> [Saved data entries]
******
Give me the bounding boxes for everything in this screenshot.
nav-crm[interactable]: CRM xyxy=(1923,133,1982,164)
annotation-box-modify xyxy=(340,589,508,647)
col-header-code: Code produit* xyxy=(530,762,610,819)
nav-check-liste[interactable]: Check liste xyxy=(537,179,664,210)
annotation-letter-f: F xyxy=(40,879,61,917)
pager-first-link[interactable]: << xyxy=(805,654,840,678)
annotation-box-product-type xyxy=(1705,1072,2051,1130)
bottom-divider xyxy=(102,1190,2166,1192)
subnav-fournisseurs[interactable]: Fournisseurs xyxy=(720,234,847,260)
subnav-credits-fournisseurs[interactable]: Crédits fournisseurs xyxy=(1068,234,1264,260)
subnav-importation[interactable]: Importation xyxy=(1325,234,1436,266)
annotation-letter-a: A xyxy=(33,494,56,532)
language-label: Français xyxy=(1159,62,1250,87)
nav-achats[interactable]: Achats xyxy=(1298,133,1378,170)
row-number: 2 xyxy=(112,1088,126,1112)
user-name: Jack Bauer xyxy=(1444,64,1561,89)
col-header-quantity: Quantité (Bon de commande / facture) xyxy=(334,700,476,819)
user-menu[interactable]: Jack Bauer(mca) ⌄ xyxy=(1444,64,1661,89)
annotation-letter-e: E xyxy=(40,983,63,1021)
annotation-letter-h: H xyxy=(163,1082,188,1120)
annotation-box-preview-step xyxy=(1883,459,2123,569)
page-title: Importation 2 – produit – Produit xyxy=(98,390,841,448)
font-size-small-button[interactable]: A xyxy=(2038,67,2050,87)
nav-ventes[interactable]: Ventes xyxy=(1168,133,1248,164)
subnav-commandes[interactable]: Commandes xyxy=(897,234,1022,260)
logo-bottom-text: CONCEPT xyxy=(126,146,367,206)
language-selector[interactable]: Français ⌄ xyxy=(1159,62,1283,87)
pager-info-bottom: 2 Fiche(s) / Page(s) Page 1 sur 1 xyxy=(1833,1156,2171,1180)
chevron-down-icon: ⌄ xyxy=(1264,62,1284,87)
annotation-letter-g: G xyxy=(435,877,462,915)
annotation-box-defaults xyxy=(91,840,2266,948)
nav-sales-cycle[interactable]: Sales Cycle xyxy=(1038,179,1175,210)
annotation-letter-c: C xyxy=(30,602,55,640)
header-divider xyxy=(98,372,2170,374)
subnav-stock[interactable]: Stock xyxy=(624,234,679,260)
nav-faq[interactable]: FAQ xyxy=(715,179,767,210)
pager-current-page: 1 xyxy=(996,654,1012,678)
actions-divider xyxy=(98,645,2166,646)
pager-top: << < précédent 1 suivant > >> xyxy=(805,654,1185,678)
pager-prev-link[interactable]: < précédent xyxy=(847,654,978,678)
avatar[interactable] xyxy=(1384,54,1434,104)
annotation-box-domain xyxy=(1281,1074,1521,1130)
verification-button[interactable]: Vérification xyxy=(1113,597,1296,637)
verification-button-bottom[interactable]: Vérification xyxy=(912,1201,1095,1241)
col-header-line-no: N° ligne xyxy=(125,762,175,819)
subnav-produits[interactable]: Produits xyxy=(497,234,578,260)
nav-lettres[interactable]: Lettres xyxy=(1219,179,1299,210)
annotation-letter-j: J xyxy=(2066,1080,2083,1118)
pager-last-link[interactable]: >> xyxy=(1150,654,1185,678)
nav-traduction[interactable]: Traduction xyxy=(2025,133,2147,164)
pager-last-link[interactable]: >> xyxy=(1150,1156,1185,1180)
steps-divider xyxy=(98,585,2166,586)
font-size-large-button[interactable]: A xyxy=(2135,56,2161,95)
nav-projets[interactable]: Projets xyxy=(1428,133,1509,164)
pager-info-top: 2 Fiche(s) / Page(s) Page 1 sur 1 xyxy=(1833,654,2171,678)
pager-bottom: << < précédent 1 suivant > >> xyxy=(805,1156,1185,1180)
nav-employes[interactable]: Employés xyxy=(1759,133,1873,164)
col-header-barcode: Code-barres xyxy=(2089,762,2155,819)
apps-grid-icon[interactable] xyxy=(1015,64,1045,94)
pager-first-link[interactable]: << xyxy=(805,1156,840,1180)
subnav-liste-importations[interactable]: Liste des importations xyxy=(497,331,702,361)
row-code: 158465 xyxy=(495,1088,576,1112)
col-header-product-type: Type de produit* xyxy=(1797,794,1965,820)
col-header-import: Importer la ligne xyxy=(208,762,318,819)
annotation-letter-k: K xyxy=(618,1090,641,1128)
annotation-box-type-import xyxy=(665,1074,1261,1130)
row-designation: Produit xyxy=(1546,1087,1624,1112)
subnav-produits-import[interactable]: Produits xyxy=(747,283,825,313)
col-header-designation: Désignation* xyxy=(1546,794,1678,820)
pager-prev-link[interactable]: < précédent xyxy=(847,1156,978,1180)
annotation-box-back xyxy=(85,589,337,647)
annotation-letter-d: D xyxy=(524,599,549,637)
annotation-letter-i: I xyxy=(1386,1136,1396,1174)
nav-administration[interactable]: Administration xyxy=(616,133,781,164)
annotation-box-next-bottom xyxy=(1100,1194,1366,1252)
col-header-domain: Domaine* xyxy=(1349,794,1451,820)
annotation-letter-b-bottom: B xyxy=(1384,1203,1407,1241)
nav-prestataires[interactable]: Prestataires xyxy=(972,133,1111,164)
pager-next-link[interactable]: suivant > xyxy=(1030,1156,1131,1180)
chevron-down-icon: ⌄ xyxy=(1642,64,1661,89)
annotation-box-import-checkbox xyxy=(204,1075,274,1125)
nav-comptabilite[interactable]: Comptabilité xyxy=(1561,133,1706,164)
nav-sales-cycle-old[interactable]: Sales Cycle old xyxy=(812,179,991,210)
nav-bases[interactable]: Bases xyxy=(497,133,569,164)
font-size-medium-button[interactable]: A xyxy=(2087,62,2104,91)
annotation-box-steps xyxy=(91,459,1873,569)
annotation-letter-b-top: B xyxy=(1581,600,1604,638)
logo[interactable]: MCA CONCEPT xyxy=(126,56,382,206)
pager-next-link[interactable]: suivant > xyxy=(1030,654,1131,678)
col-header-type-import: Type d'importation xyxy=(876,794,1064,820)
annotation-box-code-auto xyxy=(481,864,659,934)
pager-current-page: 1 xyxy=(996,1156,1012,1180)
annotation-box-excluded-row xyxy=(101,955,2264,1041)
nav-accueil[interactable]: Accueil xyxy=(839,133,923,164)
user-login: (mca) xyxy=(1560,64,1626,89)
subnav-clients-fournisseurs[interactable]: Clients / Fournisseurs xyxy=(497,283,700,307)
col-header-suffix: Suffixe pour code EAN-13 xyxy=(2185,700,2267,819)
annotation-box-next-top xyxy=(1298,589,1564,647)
******
> [Directive]
Can you echo back every one of the lines above, word for word and in the same order?

> [Task output]
Give me the bounding boxes for everything in this screenshot.
nav-crm[interactable]: CRM xyxy=(1923,133,1982,164)
annotation-box-modify xyxy=(340,589,508,647)
col-header-code: Code produit* xyxy=(530,762,610,819)
nav-check-liste[interactable]: Check liste xyxy=(537,179,664,210)
annotation-letter-f: F xyxy=(40,879,61,917)
pager-first-link[interactable]: << xyxy=(805,654,840,678)
annotation-box-product-type xyxy=(1705,1072,2051,1130)
bottom-divider xyxy=(102,1190,2166,1192)
subnav-fournisseurs[interactable]: Fournisseurs xyxy=(720,234,847,260)
subnav-credits-fournisseurs[interactable]: Crédits fournisseurs xyxy=(1068,234,1264,260)
subnav-importation[interactable]: Importation xyxy=(1325,234,1436,266)
annotation-letter-a: A xyxy=(33,494,56,532)
language-label: Français xyxy=(1159,62,1250,87)
nav-achats[interactable]: Achats xyxy=(1298,133,1378,170)
row-number: 2 xyxy=(112,1088,126,1112)
user-name: Jack Bauer xyxy=(1444,64,1561,89)
col-header-quantity: Quantité (Bon de commande / facture) xyxy=(334,700,476,819)
user-menu[interactable]: Jack Bauer(mca) ⌄ xyxy=(1444,64,1661,89)
annotation-letter-e: E xyxy=(40,983,63,1021)
annotation-letter-h: H xyxy=(163,1082,188,1120)
annotation-box-preview-step xyxy=(1883,459,2123,569)
page-title: Importation 2 – produit – Produit xyxy=(98,390,841,448)
font-size-small-button[interactable]: A xyxy=(2038,67,2050,87)
nav-ventes[interactable]: Ventes xyxy=(1168,133,1248,164)
subnav-commandes[interactable]: Commandes xyxy=(897,234,1022,260)
logo-bottom-text: CONCEPT xyxy=(126,146,367,206)
language-selector[interactable]: Français ⌄ xyxy=(1159,62,1283,87)
pager-info-bottom: 2 Fiche(s) / Page(s) Page 1 sur 1 xyxy=(1833,1156,2171,1180)
chevron-down-icon: ⌄ xyxy=(1264,62,1284,87)
annotation-letter-g: G xyxy=(435,877,462,915)
annotation-box-defaults xyxy=(91,840,2266,948)
nav-sales-cycle[interactable]: Sales Cycle xyxy=(1038,179,1175,210)
annotation-letter-c: C xyxy=(30,602,55,640)
header-divider xyxy=(98,372,2170,374)
subnav-stock[interactable]: Stock xyxy=(624,234,679,260)
nav-faq[interactable]: FAQ xyxy=(715,179,767,210)
pager-current-page: 1 xyxy=(996,654,1012,678)
actions-divider xyxy=(98,645,2166,646)
pager-top: << < précédent 1 suivant > >> xyxy=(805,654,1185,678)
pager-prev-link[interactable]: < précédent xyxy=(847,654,978,678)
avatar[interactable] xyxy=(1384,54,1434,104)
annotation-box-domain xyxy=(1281,1074,1521,1130)
verification-button[interactable]: Vérification xyxy=(1113,597,1296,637)
verification-button-bottom[interactable]: Vérification xyxy=(912,1201,1095,1241)
col-header-line-no: N° ligne xyxy=(125,762,175,819)
subnav-produits[interactable]: Produits xyxy=(497,234,578,260)
nav-lettres[interactable]: Lettres xyxy=(1219,179,1299,210)
annotation-letter-j: J xyxy=(2066,1080,2083,1118)
pager-last-link[interactable]: >> xyxy=(1150,654,1185,678)
nav-traduction[interactable]: Traduction xyxy=(2025,133,2147,164)
pager-last-link[interactable]: >> xyxy=(1150,1156,1185,1180)
steps-divider xyxy=(98,585,2166,586)
font-size-large-button[interactable]: A xyxy=(2135,56,2161,95)
nav-projets[interactable]: Projets xyxy=(1428,133,1509,164)
pager-info-top: 2 Fiche(s) / Page(s) Page 1 sur 1 xyxy=(1833,654,2171,678)
pager-bottom: << < précédent 1 suivant > >> xyxy=(805,1156,1185,1180)
nav-employes[interactable]: Employés xyxy=(1759,133,1873,164)
col-header-barcode: Code-barres xyxy=(2089,762,2155,819)
apps-grid-icon[interactable] xyxy=(1015,64,1045,94)
pager-first-link[interactable]: << xyxy=(805,1156,840,1180)
subnav-liste-importations[interactable]: Liste des importations xyxy=(497,331,702,361)
row-code: 158465 xyxy=(495,1088,576,1112)
col-header-product-type: Type de produit* xyxy=(1797,794,1965,820)
col-header-import: Importer la ligne xyxy=(208,762,318,819)
annotation-letter-k: K xyxy=(618,1090,641,1128)
annotation-box-type-import xyxy=(665,1074,1261,1130)
row-designation: Produit xyxy=(1546,1087,1624,1112)
subnav-produits-import[interactable]: Produits xyxy=(747,283,825,313)
col-header-designation: Désignation* xyxy=(1546,794,1678,820)
pager-prev-link[interactable]: < précédent xyxy=(847,1156,978,1180)
annotation-box-back xyxy=(85,589,337,647)
annotation-letter-d: D xyxy=(524,599,549,637)
annotation-letter-i: I xyxy=(1386,1136,1396,1174)
nav-administration[interactable]: Administration xyxy=(616,133,781,164)
annotation-box-next-bottom xyxy=(1100,1194,1366,1252)
col-header-domain: Domaine* xyxy=(1349,794,1451,820)
annotation-letter-b-bottom: B xyxy=(1384,1203,1407,1241)
nav-prestataires[interactable]: Prestataires xyxy=(972,133,1111,164)
pager-next-link[interactable]: suivant > xyxy=(1030,1156,1131,1180)
chevron-down-icon: ⌄ xyxy=(1642,64,1661,89)
annotation-box-import-checkbox xyxy=(204,1075,274,1125)
nav-comptabilite[interactable]: Comptabilité xyxy=(1561,133,1706,164)
nav-sales-cycle-old[interactable]: Sales Cycle old xyxy=(812,179,991,210)
nav-bases[interactable]: Bases xyxy=(497,133,569,164)
font-size-medium-button[interactable]: A xyxy=(2087,62,2104,91)
annotation-box-steps xyxy=(91,459,1873,569)
annotation-letter-b-top: B xyxy=(1581,600,1604,638)
logo[interactable]: MCA CONCEPT xyxy=(126,56,382,206)
pager-next-link[interactable]: suivant > xyxy=(1030,654,1131,678)
col-header-type-import: Type d'importation xyxy=(876,794,1064,820)
annotation-box-code-auto xyxy=(481,864,659,934)
pager-current-page: 1 xyxy=(996,1156,1012,1180)
annotation-box-excluded-row xyxy=(101,955,2264,1041)
nav-accueil[interactable]: Accueil xyxy=(839,133,923,164)
user-login: (mca) xyxy=(1560,64,1626,89)
subnav-clients-fournisseurs[interactable]: Clients / Fournisseurs xyxy=(497,283,700,307)
col-header-suffix: Suffixe pour code EAN-13 xyxy=(2185,700,2267,819)
annotation-box-next-top xyxy=(1298,589,1564,647)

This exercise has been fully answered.